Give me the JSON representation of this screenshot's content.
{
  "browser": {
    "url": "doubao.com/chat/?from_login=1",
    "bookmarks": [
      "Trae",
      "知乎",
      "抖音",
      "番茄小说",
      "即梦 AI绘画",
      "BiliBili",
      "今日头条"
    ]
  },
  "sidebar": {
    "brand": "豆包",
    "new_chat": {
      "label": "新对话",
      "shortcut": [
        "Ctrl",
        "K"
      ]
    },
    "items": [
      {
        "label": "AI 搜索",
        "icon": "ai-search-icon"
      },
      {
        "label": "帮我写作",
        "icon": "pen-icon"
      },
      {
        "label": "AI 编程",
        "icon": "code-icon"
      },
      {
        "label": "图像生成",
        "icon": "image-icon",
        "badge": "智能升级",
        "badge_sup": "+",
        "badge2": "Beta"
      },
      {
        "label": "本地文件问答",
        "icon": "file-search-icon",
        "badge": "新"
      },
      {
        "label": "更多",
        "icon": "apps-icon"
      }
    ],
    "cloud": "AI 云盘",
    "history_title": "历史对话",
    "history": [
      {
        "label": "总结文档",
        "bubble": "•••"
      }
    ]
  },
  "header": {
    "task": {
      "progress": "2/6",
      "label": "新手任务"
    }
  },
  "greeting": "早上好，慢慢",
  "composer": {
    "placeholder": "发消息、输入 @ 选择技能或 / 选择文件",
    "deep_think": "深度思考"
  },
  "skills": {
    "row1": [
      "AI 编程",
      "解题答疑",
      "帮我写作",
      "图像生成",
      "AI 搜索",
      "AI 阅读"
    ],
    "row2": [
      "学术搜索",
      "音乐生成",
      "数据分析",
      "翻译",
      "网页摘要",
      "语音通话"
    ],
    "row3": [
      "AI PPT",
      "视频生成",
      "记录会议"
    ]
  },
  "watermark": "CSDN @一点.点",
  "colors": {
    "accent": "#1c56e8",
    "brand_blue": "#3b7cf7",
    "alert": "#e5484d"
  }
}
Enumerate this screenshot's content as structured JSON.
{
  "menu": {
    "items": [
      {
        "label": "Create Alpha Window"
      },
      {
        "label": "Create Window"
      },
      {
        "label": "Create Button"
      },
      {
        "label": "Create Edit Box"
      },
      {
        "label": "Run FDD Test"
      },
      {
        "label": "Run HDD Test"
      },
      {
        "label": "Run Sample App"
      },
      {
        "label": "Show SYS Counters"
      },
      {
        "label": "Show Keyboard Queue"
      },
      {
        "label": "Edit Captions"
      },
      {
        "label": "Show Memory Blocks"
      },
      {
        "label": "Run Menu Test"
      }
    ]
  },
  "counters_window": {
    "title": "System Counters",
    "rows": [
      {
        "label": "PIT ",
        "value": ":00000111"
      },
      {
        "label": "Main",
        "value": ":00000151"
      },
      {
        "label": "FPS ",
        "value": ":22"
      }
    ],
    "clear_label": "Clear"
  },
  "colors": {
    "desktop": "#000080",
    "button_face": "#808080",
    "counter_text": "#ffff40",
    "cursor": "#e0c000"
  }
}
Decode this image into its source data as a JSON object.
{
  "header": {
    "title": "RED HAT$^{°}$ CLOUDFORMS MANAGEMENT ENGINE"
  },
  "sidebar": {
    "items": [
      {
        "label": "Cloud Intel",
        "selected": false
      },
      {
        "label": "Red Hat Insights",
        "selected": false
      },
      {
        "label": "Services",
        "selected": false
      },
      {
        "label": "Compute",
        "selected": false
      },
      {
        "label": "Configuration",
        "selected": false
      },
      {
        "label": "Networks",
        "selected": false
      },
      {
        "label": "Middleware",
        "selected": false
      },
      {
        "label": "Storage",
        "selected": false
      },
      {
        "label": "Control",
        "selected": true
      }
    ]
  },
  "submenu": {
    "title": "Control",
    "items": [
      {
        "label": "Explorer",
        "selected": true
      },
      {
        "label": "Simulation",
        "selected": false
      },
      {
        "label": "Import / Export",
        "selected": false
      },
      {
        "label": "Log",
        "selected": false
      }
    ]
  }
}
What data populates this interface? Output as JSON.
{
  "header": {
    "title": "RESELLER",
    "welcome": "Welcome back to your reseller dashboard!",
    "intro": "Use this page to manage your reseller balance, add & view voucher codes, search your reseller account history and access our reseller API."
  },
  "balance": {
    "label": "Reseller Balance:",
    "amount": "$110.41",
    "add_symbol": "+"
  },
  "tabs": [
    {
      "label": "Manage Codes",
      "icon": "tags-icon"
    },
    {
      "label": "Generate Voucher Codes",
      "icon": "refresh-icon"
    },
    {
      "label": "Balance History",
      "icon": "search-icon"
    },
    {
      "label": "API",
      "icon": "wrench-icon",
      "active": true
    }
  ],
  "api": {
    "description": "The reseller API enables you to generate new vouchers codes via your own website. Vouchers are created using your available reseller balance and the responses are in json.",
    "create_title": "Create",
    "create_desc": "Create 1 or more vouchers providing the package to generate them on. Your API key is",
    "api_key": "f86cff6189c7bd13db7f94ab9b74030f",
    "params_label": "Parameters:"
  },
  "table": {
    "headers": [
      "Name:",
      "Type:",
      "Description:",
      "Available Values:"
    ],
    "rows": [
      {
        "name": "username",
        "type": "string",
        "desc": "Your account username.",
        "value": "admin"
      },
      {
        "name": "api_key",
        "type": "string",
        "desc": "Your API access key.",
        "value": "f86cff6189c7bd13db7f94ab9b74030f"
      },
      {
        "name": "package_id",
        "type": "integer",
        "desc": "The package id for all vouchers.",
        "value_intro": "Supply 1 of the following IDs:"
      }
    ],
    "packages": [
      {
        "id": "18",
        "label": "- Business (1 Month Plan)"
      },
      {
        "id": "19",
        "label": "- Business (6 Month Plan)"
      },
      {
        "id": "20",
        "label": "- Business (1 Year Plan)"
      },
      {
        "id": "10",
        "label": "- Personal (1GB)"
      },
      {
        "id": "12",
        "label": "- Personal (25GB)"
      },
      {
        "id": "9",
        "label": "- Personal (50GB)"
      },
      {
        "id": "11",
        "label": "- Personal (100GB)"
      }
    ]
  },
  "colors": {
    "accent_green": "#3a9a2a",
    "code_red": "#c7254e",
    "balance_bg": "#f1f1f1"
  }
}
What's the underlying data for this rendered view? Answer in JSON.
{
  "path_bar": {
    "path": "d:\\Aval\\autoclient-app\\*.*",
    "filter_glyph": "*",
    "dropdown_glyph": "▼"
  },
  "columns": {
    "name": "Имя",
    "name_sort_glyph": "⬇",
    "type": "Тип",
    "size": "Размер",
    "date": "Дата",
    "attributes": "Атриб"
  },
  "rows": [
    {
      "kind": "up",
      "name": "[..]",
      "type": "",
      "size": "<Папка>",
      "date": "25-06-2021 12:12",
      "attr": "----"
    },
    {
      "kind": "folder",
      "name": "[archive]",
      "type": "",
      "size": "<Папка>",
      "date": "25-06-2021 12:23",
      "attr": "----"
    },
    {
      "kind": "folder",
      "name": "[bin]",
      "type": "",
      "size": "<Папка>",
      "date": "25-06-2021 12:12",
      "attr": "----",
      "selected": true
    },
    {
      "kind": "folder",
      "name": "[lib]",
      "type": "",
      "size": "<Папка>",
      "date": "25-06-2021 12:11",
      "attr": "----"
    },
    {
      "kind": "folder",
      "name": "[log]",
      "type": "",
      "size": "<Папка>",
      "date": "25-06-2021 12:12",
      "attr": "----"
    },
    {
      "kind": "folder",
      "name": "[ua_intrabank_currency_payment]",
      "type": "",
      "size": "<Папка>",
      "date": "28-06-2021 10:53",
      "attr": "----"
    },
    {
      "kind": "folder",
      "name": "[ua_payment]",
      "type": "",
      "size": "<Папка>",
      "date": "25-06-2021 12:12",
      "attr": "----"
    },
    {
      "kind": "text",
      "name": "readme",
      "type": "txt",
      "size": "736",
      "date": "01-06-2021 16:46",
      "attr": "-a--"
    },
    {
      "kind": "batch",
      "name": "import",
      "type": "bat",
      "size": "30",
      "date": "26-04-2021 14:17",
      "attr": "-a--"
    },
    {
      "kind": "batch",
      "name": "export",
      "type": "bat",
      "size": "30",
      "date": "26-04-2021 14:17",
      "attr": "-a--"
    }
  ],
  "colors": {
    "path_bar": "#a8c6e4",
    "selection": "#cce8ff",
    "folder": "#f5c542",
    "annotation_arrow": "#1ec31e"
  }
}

================

▶ [SHORT TASK]:
Extract all lines from the material above that include the word "data".

▶ [EXERCISE SOLUTION]:
Decode this image into its source data as a JSON object.
What data populates this interface? Output as JSON.
What's the underlying data for this rendered view? Answer in JSON.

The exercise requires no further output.